## BEGIN Data to process

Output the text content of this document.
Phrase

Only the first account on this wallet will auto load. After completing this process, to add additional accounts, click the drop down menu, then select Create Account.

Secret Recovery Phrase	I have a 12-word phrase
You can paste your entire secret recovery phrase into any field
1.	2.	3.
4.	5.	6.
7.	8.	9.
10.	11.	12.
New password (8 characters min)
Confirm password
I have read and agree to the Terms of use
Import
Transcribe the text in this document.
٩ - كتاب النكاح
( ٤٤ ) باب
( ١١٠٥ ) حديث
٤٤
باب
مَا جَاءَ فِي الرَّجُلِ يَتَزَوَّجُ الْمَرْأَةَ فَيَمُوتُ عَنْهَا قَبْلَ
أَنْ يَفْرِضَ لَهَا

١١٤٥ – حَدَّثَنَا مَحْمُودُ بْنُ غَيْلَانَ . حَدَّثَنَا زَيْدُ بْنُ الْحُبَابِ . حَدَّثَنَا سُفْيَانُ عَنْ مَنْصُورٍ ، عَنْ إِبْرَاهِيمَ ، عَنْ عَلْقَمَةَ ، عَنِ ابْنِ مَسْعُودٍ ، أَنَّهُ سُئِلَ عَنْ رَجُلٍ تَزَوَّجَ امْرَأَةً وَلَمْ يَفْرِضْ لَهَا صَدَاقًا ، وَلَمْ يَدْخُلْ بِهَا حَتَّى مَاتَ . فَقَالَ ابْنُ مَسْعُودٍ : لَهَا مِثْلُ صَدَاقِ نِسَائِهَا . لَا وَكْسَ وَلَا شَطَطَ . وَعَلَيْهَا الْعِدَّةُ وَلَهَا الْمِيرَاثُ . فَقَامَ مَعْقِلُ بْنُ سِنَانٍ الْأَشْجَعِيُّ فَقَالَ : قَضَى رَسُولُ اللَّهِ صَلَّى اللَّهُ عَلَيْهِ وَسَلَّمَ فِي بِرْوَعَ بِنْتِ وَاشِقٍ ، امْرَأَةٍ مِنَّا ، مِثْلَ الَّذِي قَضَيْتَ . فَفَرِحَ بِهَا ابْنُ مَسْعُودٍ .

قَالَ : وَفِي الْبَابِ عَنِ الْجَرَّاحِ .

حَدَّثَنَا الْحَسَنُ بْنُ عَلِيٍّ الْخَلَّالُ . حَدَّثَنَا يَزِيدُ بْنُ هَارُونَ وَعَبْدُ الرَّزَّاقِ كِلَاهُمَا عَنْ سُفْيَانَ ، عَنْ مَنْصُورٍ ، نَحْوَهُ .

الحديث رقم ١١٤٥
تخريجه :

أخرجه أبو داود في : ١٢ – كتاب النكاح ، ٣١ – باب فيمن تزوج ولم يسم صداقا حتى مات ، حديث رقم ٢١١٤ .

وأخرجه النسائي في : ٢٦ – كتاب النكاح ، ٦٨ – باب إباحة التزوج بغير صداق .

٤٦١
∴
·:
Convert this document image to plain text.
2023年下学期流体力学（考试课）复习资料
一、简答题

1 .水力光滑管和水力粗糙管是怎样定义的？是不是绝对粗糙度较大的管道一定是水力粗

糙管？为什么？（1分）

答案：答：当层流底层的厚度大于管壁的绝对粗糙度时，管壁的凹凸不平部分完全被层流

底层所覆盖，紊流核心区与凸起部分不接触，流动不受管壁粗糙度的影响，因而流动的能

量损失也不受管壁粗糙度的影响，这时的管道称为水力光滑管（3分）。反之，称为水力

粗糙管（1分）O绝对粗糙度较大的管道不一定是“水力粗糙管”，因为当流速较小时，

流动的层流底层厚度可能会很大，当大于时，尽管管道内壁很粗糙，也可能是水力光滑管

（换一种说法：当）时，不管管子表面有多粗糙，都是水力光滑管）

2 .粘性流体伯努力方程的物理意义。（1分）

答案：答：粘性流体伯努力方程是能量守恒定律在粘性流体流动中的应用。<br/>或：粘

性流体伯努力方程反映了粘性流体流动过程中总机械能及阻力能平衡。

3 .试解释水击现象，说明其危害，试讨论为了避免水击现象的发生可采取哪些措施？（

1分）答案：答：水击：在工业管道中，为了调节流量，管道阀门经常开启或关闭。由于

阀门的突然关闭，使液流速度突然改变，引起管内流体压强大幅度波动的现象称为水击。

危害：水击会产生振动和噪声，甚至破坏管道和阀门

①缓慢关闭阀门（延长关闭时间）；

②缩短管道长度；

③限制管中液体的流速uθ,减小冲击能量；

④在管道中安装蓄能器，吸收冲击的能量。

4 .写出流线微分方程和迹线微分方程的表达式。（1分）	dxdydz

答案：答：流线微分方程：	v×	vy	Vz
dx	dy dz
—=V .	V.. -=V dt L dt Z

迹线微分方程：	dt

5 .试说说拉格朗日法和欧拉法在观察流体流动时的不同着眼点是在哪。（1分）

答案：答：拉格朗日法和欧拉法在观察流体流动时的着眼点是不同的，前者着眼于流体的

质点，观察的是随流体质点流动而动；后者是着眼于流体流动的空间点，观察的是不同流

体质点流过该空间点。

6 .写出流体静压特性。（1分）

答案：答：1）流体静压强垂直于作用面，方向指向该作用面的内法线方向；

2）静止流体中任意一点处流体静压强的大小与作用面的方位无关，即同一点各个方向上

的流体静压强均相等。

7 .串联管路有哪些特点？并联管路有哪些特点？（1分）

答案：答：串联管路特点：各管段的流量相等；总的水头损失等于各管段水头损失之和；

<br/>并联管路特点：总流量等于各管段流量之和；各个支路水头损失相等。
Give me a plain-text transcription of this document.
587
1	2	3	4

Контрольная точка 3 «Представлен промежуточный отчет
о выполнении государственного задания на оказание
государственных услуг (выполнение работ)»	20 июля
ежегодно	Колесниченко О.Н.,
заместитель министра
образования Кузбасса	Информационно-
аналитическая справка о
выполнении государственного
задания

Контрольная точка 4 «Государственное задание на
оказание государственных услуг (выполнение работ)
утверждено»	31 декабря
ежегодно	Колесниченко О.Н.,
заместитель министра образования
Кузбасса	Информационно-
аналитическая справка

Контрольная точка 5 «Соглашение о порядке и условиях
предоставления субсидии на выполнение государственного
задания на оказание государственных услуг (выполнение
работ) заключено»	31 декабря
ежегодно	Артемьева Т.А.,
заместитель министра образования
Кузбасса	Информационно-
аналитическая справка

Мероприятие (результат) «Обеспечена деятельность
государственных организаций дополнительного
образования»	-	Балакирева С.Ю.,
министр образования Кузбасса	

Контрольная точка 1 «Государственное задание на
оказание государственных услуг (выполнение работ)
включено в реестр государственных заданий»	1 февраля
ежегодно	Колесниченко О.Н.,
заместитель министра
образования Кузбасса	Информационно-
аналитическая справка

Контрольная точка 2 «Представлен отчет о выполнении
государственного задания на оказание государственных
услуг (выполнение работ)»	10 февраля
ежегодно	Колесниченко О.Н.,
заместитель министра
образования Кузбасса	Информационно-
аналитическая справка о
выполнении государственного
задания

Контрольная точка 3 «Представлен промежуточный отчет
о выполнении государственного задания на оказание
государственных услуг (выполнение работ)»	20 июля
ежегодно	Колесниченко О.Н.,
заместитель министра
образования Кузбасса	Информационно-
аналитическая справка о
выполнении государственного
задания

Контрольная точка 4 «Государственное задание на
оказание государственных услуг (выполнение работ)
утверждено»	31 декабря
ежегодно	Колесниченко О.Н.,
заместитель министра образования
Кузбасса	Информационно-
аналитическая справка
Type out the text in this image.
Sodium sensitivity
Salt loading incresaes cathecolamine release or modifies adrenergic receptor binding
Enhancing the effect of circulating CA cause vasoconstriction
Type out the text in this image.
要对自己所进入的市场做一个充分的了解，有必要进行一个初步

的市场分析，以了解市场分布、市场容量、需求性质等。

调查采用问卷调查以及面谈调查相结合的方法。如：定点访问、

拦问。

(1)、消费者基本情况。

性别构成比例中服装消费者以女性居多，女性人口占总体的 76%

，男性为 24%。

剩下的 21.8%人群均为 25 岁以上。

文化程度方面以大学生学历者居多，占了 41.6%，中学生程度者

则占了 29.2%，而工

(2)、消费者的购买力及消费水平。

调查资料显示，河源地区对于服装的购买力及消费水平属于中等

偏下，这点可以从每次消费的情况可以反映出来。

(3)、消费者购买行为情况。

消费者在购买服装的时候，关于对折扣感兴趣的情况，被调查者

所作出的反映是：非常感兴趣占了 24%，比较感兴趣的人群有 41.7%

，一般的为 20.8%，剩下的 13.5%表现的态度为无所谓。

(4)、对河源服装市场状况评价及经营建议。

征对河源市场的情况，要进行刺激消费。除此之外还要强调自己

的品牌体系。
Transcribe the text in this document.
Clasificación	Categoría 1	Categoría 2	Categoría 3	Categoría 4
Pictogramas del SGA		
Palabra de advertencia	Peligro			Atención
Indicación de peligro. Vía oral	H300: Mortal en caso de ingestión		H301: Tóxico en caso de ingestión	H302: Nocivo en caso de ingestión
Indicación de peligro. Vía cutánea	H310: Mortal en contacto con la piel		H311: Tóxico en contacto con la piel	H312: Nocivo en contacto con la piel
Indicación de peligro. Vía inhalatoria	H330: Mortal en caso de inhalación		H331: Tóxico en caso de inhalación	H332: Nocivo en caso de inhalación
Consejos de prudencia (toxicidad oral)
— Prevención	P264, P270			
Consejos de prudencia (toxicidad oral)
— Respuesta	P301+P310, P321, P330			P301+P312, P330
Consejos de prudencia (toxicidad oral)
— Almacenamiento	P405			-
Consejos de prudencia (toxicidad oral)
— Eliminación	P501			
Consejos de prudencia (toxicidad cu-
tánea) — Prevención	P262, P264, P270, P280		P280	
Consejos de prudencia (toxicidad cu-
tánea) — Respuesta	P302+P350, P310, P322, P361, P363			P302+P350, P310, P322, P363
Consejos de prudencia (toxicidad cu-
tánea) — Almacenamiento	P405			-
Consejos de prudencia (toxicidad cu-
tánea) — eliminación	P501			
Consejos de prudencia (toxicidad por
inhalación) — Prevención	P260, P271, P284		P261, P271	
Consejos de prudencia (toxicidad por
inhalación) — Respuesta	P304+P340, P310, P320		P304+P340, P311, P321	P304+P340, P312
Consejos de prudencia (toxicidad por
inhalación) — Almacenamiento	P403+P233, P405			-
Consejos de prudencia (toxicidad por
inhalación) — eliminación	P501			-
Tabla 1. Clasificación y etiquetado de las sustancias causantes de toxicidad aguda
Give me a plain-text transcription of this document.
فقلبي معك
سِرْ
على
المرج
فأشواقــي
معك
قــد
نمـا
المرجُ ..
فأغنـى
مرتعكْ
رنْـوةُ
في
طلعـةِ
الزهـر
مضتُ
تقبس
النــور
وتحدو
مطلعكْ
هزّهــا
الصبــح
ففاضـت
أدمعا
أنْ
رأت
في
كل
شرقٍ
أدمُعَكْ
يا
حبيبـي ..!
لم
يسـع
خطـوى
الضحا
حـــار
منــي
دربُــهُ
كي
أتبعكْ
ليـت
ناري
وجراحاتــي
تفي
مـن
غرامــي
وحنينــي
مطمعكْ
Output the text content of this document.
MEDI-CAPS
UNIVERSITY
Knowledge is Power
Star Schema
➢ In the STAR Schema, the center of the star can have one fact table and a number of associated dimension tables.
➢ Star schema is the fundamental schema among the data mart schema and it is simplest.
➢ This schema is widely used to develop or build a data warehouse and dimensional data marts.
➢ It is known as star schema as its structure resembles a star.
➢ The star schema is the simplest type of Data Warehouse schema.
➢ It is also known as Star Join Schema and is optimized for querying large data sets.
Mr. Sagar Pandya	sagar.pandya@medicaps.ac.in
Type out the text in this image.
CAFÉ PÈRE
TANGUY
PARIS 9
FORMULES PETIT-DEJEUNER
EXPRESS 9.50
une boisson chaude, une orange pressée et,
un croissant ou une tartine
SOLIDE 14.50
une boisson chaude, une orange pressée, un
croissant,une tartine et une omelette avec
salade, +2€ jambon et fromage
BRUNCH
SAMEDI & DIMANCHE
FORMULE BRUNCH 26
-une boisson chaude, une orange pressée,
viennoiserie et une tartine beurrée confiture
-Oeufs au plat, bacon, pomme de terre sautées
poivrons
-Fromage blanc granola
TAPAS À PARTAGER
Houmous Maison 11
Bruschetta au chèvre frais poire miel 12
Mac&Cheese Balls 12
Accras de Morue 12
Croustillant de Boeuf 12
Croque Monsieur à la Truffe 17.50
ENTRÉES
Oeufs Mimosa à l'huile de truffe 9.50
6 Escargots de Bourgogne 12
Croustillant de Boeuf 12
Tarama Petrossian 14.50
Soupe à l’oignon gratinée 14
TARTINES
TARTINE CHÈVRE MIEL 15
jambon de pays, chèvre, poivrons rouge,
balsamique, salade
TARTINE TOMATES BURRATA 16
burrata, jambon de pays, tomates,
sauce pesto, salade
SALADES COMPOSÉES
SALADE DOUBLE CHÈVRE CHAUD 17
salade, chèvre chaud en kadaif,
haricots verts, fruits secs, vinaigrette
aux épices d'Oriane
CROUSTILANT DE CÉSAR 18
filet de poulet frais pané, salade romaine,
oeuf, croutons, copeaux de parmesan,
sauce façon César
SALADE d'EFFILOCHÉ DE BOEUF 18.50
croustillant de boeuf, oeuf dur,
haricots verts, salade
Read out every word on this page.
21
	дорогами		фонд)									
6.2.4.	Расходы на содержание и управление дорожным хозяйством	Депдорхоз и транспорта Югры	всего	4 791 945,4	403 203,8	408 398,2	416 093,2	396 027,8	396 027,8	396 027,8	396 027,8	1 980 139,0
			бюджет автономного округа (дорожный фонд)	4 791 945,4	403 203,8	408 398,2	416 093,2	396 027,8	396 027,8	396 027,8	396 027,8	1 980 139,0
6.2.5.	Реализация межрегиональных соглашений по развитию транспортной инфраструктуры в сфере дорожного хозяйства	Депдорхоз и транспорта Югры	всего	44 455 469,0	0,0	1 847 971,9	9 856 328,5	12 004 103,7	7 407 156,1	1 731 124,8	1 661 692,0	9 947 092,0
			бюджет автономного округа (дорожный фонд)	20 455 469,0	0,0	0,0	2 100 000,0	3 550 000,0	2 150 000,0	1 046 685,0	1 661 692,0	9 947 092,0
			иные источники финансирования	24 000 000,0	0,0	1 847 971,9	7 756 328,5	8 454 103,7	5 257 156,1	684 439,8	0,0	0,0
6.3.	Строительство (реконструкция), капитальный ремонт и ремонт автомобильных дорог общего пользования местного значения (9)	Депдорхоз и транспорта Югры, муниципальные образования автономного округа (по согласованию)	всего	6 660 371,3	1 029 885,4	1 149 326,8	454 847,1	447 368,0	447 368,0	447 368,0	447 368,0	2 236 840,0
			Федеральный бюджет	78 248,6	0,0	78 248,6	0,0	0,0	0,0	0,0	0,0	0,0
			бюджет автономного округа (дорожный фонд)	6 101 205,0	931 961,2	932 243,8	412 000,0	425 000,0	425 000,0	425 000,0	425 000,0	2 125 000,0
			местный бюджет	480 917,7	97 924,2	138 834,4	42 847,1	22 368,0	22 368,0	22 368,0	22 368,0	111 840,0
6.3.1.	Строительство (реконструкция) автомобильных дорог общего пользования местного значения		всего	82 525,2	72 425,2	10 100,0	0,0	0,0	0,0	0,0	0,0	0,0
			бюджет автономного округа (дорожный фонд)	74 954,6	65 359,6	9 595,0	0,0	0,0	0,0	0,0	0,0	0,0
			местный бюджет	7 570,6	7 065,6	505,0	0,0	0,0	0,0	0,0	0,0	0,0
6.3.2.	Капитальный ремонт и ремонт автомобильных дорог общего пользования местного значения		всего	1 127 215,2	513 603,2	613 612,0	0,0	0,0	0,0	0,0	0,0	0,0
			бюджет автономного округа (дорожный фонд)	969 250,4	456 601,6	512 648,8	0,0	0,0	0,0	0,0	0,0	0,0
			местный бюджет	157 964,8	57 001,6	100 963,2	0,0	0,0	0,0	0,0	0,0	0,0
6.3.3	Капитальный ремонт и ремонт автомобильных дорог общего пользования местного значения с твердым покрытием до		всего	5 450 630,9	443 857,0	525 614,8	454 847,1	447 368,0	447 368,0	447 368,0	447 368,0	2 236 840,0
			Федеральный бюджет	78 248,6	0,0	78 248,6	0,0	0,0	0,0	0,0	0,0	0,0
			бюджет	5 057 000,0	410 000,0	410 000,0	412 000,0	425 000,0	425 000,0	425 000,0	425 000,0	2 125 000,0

## END Data to process

Pull out every line above that holds the word "Строительство".

6.3.	Строительство (реконструкция), капитальный ремонт и ремонт автомобильных дорог общего пользования местного значения (9)	Депдорхоз и транспорта Югры, муниципальные образования автономного округа (по согласованию)	всего	6 660 371,3	1 029 885,4	1 149 326,8	454 847,1	447 368,0	447 368,0	447 368,0	447 368,0	2 236 840,0
6.3.1.	Строительство (реконструкция) автомобильных дорог общего пользования местного значения		всего	82 525,2	72 425,2	10 100,0	0,0	0,0	0,0	0,0	0,0	0,0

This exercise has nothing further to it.